§ **WORK INSTRUCTIONS**: Write out all the rows again with "brake mechanism" replaced by "brake assembly", leaving everything else unchanged. Don't include the pictures.

=== RECORDS ===

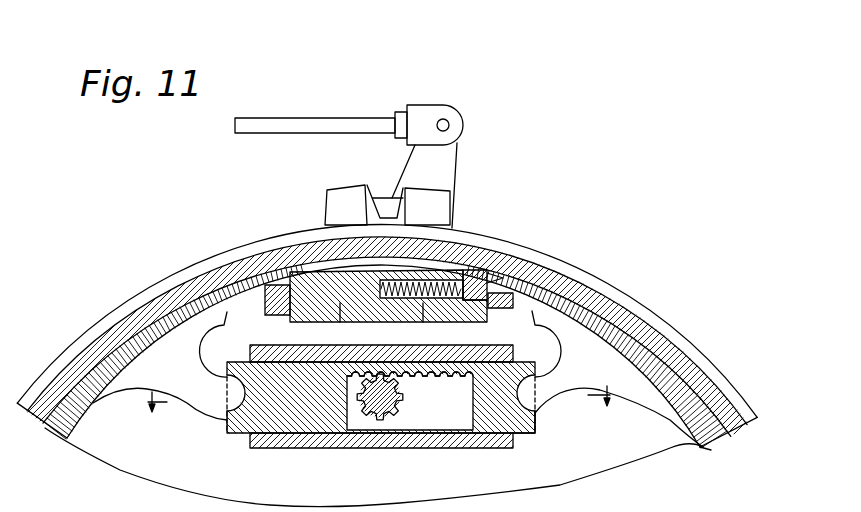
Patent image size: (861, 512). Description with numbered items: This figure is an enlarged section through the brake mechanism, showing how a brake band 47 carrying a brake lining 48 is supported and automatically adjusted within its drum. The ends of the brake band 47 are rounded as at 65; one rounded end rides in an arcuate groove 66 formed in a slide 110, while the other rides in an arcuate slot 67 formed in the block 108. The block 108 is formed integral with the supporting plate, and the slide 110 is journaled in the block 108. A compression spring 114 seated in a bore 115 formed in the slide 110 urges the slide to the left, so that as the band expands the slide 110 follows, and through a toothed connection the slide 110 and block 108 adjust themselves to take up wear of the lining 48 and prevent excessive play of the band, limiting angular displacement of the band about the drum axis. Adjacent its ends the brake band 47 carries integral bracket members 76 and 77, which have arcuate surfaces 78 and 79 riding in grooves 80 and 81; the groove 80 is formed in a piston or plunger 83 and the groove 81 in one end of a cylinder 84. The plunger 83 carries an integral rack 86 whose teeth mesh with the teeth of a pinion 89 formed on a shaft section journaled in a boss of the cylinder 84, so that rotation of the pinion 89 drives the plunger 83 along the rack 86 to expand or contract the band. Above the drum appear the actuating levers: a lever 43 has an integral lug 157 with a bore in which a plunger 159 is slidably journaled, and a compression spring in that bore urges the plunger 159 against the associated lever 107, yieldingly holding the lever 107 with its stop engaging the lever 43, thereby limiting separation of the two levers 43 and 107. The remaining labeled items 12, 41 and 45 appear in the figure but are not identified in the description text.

The direction arrow 12 is at (376, 404).
The handle rod 41 is at (316, 121).
The lever 43 is at (453, 153).
The dome shell 45 is at (683, 372).
The brake band 47 is at (705, 448).
The brake lining 48 is at (715, 438).
The rounded end 65 is at (257, 315).
The arcuate groove 66 is at (278, 313).
The arcuate slot 67 is at (488, 270).
The bracket member 76 is at (190, 390).
The bracket member 77 is at (567, 380).
The arcuate surface 78 is at (242, 415).
The arcuate surface 79 is at (527, 427).
The groove 80 is at (214, 344).
The groove 81 is at (525, 360).
The piston or plunger 83 is at (315, 420).
The cylinder 84 is at (495, 412).
The rack 86 is at (447, 370).
The pinion 89 is at (400, 400).
The lever 107 is at (337, 203).
The block 108 is at (477, 301).
The slide 110 is at (340, 303).
The compression spring 114 is at (423, 303).
The bore 115 is at (397, 303).
The lug 157 is at (422, 196).
The plunger 159 is at (382, 195).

===

§ **FINAL ANSWER**:
Patent image size: (861, 512). Description with numbered items: This figure is an enlarged section through the brake assembly, showing how a brake band 47 carrying a brake lining 48 is supported and automatically adjusted within its drum. The ends of the brake band 47 are rounded as at 65; one rounded end rides in an arcuate groove 66 formed in a slide 110, while the other rides in an arcuate slot 67 formed in the block 108. The block 108 is formed integral with the supporting plate, and the slide 110 is journaled in the block 108. A compression spring 114 seated in a bore 115 formed in the slide 110 urges the slide to the left, so that as the band expands the slide 110 follows, and through a toothed connection the slide 110 and block 108 adjust themselves to take up wear of the lining 48 and prevent excessive play of the band, limiting angular displacement of the band about the drum axis. Adjacent its ends the brake band 47 carries integral bracket members 76 and 77, which have arcuate surfaces 78 and 79 riding in grooves 80 and 81; the groove 80 is formed in a piston or plunger 83 and the groove 81 in one end of a cylinder 84. The plunger 83 carries an integral rack 86 whose teeth mesh with the teeth of a pinion 89 formed on a shaft section journaled in a boss of the cylinder 84, so that rotation of the pinion 89 drives the plunger 83 along the rack 86 to expand or contract the band. Above the drum appear the actuating levers: a lever 43 has an integral lug 157 with a bore in which a plunger 159 is slidably journaled, and a compression spring in that bore urges the plunger 159 against the associated lever 107, yieldingly holding the lever 107 with its stop engaging the lever 43, thereby limiting separation of the two levers 43 and 107. The remaining labeled items 12, 41 and 45 appear in the figure but are not identified in the description text.

The direction arrow 12 is at (376, 404).
The handle rod 41 is at (316, 121).
The lever 43 is at (453, 153).
The dome shell 45 is at (683, 372).
The brake band 47 is at (705, 448).
The brake lining 48 is at (715, 438).
The rounded end 65 is at (257, 315).
The arcuate groove 66 is at (278, 313).
The arcuate slot 67 is at (488, 270).
The bracket member 76 is at (190, 390).
The bracket member 77 is at (567, 380).
The arcuate surface 78 is at (242, 415).
The arcuate surface 79 is at (527, 427).
The groove 80 is at (214, 344).
The groove 81 is at (525, 360).
The piston or plunger 83 is at (315, 420).
The cylinder 84 is at (495, 412).
The rack 86 is at (447, 370).
The pinion 89 is at (400, 400).
The lever 107 is at (337, 203).
The block 108 is at (477, 301).
The slide 110 is at (340, 303).
The compression spring 114 is at (423, 303).
The bore 115 is at (397, 303).
The lug 157 is at (422, 196).
The plunger 159 is at (382, 195).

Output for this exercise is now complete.